[Items from a dataset]
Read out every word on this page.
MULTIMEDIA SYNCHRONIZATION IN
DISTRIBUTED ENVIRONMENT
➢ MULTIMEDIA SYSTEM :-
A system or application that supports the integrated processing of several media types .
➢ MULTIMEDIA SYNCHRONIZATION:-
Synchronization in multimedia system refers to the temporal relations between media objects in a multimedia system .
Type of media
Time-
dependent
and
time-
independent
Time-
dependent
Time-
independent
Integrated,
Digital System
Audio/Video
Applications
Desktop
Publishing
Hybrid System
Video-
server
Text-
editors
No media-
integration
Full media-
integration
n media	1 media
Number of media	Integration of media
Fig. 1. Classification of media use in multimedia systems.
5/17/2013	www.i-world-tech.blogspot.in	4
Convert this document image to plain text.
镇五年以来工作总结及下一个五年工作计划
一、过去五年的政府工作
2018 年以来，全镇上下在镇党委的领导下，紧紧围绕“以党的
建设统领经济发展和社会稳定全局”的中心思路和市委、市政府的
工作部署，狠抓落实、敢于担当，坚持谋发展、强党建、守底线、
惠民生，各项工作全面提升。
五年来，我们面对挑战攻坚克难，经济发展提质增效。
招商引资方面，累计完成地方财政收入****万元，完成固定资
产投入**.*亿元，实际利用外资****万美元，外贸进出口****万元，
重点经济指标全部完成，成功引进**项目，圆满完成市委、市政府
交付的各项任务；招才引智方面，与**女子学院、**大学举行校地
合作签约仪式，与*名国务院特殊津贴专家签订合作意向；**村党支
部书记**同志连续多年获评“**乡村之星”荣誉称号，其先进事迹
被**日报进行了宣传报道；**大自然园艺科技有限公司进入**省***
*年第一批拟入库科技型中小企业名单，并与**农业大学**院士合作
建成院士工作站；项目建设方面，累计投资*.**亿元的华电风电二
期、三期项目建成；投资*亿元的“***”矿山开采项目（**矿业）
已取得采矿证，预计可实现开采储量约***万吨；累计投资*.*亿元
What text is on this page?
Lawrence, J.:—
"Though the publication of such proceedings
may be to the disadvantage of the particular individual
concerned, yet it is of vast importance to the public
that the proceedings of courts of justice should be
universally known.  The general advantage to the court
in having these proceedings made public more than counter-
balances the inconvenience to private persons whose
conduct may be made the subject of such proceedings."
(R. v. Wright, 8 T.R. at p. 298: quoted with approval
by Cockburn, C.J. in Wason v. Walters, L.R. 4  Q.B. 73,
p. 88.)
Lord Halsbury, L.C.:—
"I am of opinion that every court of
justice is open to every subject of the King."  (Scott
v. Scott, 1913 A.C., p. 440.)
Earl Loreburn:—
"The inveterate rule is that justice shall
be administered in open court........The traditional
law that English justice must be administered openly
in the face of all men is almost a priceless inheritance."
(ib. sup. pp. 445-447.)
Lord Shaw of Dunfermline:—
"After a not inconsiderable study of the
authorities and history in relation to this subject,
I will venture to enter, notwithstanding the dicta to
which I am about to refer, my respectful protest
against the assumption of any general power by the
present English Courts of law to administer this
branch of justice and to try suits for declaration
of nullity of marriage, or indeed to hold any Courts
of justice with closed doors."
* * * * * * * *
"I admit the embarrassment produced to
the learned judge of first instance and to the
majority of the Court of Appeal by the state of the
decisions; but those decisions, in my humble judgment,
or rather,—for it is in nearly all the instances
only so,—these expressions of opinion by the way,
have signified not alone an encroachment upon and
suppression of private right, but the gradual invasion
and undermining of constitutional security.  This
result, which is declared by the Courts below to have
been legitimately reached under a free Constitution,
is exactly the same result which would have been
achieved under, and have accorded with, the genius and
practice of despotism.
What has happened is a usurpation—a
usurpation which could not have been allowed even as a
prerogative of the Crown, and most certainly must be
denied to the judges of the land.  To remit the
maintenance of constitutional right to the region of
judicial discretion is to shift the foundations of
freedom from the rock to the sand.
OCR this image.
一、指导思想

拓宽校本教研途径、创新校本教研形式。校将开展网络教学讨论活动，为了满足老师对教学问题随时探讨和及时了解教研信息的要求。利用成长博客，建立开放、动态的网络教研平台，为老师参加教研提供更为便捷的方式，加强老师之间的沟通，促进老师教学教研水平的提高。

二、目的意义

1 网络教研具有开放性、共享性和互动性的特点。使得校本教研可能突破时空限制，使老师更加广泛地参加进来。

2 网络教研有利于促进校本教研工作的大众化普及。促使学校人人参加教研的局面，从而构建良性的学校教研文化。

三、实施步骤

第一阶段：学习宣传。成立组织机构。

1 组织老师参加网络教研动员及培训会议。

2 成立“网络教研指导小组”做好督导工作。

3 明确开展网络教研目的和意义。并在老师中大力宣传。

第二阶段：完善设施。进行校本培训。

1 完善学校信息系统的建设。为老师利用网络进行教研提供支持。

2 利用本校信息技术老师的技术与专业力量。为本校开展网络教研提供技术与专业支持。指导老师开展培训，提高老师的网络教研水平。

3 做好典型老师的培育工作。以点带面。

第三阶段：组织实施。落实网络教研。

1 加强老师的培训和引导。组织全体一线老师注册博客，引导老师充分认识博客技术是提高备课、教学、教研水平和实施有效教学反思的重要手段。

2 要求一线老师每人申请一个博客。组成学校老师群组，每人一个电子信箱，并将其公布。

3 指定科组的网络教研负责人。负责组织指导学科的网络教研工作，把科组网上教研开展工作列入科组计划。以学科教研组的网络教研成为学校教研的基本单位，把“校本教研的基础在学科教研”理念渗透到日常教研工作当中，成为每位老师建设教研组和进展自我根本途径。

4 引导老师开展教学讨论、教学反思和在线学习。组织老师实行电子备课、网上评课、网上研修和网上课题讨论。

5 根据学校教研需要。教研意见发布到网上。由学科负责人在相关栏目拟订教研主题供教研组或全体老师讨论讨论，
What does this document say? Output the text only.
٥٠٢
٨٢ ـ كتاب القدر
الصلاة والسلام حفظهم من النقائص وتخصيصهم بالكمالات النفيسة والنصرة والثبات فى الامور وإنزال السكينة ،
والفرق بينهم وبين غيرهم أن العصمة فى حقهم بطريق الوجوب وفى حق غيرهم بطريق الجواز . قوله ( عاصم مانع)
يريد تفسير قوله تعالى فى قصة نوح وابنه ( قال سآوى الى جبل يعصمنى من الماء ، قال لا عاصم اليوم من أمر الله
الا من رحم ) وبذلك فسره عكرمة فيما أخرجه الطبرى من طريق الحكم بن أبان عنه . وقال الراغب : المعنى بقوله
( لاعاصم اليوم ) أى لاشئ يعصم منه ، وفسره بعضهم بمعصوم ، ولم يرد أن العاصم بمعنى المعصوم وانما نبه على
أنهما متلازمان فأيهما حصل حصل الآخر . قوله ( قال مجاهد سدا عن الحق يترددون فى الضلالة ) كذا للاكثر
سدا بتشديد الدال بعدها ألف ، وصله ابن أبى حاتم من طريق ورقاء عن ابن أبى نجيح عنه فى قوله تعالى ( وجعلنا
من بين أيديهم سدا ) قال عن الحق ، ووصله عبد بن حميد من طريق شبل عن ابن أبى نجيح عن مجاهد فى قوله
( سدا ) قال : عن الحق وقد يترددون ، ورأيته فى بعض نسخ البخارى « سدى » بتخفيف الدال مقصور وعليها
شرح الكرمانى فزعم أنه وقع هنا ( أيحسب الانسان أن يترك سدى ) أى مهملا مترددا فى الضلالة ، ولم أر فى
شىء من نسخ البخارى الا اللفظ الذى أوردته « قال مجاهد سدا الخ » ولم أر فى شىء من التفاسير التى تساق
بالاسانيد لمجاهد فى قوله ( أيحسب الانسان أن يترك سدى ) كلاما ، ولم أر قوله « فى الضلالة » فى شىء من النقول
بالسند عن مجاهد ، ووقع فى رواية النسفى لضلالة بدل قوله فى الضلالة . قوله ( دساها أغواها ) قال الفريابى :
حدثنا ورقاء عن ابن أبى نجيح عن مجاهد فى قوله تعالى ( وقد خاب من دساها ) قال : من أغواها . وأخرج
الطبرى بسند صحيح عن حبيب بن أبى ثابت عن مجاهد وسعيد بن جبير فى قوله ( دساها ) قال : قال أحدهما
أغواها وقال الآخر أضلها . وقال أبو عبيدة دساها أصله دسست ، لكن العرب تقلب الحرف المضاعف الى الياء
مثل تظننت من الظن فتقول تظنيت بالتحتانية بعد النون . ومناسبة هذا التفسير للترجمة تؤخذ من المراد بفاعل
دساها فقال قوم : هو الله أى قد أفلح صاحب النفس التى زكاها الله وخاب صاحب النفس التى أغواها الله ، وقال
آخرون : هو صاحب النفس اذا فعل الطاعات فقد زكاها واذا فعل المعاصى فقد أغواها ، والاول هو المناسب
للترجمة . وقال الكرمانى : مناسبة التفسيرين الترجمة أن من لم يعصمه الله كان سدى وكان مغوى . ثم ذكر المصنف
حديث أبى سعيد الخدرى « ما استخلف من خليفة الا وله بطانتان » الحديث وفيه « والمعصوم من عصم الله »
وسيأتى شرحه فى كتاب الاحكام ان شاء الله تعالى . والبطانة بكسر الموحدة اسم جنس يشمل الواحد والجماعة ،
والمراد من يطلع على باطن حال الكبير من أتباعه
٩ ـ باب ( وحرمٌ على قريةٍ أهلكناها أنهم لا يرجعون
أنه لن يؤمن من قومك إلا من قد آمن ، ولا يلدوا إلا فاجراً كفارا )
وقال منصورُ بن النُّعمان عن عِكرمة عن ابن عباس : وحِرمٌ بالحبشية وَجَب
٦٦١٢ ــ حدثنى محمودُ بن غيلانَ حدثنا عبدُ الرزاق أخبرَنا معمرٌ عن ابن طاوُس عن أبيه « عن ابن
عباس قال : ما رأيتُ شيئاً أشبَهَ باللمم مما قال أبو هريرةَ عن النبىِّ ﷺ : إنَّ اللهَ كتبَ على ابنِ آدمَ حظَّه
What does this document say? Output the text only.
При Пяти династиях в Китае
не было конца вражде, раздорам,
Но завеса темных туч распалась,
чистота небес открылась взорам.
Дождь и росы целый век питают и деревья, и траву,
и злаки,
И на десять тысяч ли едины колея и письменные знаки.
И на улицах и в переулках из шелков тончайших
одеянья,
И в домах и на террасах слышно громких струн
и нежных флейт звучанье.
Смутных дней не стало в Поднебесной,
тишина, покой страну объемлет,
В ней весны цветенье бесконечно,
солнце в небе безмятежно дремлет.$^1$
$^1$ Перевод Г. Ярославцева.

[YOUR INSTRUCTIONS]
Leave out every line without the string "general" and copy the rest.

[TASK RESPONSE]
universally known.  The general advantage to the court
against the assumption of any general power by the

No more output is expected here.